## START

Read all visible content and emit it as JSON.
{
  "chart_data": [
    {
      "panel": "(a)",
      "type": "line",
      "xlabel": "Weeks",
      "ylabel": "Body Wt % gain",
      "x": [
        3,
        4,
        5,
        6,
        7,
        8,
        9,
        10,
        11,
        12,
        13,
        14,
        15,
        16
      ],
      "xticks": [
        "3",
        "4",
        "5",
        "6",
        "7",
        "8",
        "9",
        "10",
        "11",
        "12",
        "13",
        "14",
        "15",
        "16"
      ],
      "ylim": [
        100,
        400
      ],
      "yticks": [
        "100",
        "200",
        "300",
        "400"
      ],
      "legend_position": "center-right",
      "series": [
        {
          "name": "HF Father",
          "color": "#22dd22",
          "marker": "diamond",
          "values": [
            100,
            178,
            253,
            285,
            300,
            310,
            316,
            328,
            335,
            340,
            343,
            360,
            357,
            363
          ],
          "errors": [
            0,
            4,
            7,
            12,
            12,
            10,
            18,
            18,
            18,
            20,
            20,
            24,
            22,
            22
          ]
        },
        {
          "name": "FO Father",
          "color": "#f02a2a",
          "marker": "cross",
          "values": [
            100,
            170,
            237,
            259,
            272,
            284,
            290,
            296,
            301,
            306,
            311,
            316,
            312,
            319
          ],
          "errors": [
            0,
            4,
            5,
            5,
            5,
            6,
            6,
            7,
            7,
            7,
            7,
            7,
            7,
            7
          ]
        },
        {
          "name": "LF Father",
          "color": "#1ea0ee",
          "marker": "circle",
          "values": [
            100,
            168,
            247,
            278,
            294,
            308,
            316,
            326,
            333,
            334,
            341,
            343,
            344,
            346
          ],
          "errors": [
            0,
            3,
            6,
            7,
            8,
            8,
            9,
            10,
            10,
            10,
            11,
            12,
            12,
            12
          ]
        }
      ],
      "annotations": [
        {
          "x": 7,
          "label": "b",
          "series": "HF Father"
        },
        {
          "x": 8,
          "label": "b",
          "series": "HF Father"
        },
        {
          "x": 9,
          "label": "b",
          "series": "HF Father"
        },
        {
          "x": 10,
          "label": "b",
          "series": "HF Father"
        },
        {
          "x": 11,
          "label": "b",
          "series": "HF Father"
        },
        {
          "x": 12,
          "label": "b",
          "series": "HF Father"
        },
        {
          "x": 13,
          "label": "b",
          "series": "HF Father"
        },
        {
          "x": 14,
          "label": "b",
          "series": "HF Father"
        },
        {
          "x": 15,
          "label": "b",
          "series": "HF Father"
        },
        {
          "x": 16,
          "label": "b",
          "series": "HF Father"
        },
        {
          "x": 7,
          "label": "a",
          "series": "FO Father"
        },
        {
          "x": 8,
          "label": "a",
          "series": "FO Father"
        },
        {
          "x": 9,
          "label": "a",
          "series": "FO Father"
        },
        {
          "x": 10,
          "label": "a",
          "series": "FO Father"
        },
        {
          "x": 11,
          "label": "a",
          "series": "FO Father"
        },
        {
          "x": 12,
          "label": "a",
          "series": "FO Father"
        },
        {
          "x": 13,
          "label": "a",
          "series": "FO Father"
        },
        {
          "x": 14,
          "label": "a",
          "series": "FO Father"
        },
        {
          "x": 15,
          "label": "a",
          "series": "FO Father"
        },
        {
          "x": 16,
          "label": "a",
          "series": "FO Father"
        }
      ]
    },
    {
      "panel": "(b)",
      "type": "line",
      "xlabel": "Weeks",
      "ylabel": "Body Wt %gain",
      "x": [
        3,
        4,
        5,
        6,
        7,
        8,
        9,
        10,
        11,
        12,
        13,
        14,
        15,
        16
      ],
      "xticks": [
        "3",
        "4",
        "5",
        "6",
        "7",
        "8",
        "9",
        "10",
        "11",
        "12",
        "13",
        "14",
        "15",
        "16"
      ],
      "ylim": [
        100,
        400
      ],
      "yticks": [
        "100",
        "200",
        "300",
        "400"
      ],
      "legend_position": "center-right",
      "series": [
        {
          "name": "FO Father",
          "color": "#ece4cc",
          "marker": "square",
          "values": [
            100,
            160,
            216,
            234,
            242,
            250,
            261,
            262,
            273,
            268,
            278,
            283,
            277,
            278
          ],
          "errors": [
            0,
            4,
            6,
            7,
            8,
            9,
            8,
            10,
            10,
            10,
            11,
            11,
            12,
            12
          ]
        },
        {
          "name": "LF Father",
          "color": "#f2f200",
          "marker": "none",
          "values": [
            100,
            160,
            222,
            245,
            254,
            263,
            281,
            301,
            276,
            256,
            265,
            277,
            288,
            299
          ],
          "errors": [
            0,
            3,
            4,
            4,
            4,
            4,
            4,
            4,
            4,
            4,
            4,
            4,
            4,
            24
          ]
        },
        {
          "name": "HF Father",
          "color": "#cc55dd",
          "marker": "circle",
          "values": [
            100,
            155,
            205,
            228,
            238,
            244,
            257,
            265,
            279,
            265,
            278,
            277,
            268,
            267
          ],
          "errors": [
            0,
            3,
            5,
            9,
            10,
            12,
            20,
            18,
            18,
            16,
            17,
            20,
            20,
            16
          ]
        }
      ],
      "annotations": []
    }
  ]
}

## END

• [Request]
Produce an exact copy of all the records.

• [Problem solution]
Read all visible content and emit it as JSON.
{
  "chart_data": [
    {
      "panel": "(a)",
      "type": "line",
      "xlabel": "Weeks",
      "ylabel": "Body Wt % gain",
      "x": [
        3,
        4,
        5,
        6,
        7,
        8,
        9,
        10,
        11,
        12,
        13,
        14,
        15,
        16
      ],
      "xticks": [
        "3",
        "4",
        "5",
        "6",
        "7",
        "8",
        "9",
        "10",
        "11",
        "12",
        "13",
        "14",
        "15",
        "16"
      ],
      "ylim": [
        100,
        400
      ],
      "yticks": [
        "100",
        "200",
        "300",
        "400"
      ],
      "legend_position": "center-right",
      "series": [
        {
          "name": "HF Father",
          "color": "#22dd22",
          "marker": "diamond",
          "values": [
            100,
            178,
            253,
            285,
            300,
            310,
            316,
            328,
            335,
            340,
            343,
            360,
            357,
            363
          ],
          "errors": [
            0,
            4,
            7,
            12,
            12,
            10,
            18,
            18,
            18,
            20,
            20,
            24,
            22,
            22
          ]
        },
        {
          "name": "FO Father",
          "color": "#f02a2a",
          "marker": "cross",
          "values": [
            100,
            170,
            237,
            259,
            272,
            284,
            290,
            296,
            301,
            306,
            311,
            316,
            312,
            319
          ],
          "errors": [
            0,
            4,
            5,
            5,
            5,
            6,
            6,
            7,
            7,
            7,
            7,
            7,
            7,
            7
          ]
        },
        {
          "name": "LF Father",
          "color": "#1ea0ee",
          "marker": "circle",
          "values": [
            100,
            168,
            247,
            278,
            294,
            308,
            316,
            326,
            333,
            334,
            341,
            343,
            344,
            346
          ],
          "errors": [
            0,
            3,
            6,
            7,
            8,
            8,
            9,
            10,
            10,
            10,
            11,
            12,
            12,
            12
          ]
        }
      ],
      "annotations": [
        {
          "x": 7,
          "label": "b",
          "series": "HF Father"
        },
        {
          "x": 8,
          "label": "b",
          "series": "HF Father"
        },
        {
          "x": 9,
          "label": "b",
          "series": "HF Father"
        },
        {
          "x": 10,
          "label": "b",
          "series": "HF Father"
        },
        {
          "x": 11,
          "label": "b",
          "series": "HF Father"
        },
        {
          "x": 12,
          "label": "b",
          "series": "HF Father"
        },
        {
          "x": 13,
          "label": "b",
          "series": "HF Father"
        },
        {
          "x": 14,
          "label": "b",
          "series": "HF Father"
        },
        {
          "x": 15,
          "label": "b",
          "series": "HF Father"
        },
        {
          "x": 16,
          "label": "b",
          "series": "HF Father"
        },
        {
          "x": 7,
          "label": "a",
          "series": "FO Father"
        },
        {
          "x": 8,
          "label": "a",
          "series": "FO Father"
        },
        {
          "x": 9,
          "label": "a",
          "series": "FO Father"
        },
        {
          "x": 10,
          "label": "a",
          "series": "FO Father"
        },
        {
          "x": 11,
          "label": "a",
          "series": "FO Father"
        },
        {
          "x": 12,
          "label": "a",
          "series": "FO Father"
        },
        {
          "x": 13,
          "label": "a",
          "series": "FO Father"
        },
        {
          "x": 14,
          "label": "a",
          "series": "FO Father"
        },
        {
          "x": 15,
          "label": "a",
          "series": "FO Father"
        },
        {
          "x": 16,
          "label": "a",
          "series": "FO Father"
        }
      ]
    },
    {
      "panel": "(b)",
      "type": "line",
      "xlabel": "Weeks",
      "ylabel": "Body Wt %gain",
      "x": [
        3,
        4,
        5,
        6,
        7,
        8,
        9,
        10,
        11,
        12,
        13,
        14,
        15,
        16
      ],
      "xticks": [
        "3",
        "4",
        "5",
        "6",
        "7",
        "8",
        "9",
        "10",
        "11",
        "12",
        "13",
        "14",
        "15",
        "16"
      ],
      "ylim": [
        100,
        400
      ],
      "yticks": [
        "100",
        "200",
        "300",
        "400"
      ],
      "legend_position": "center-right",
      "series": [
        {
          "name": "FO Father",
          "color": "#ece4cc",
          "marker": "square",
          "values": [
            100,
            160,
            216,
            234,
            242,
            250,
            261,
            262,
            273,
            268,
            278,
            283,
            277,
            278
          ],
          "errors": [
            0,
            4,
            6,
            7,
            8,
            9,
            8,
            10,
            10,
            10,
            11,
            11,
            12,
            12
          ]
        },
        {
          "name": "LF Father",
          "color": "#f2f200",
          "marker": "none",
          "values": [
            100,
            160,
            222,
            245,
            254,
            263,
            281,
            301,
            276,
            256,
            265,
            277,
            288,
            299
          ],
          "errors": [
            0,
            3,
            4,
            4,
            4,
            4,
            4,
            4,
            4,
            4,
            4,
            4,
            4,
            24
          ]
        },
        {
          "name": "HF Father",
          "color": "#cc55dd",
          "marker": "circle",
          "values": [
            100,
            155,
            205,
            228,
            238,
            244,
            257,
            265,
            279,
            265,
            278,
            277,
            268,
            267
          ],
          "errors": [
            0,
            3,
            5,
            9,
            10,
            12,
            20,
            18,
            18,
            16,
            17,
            20,
            20,
            16
          ]
        }
      ],
      "annotations": []
    }
  ]
}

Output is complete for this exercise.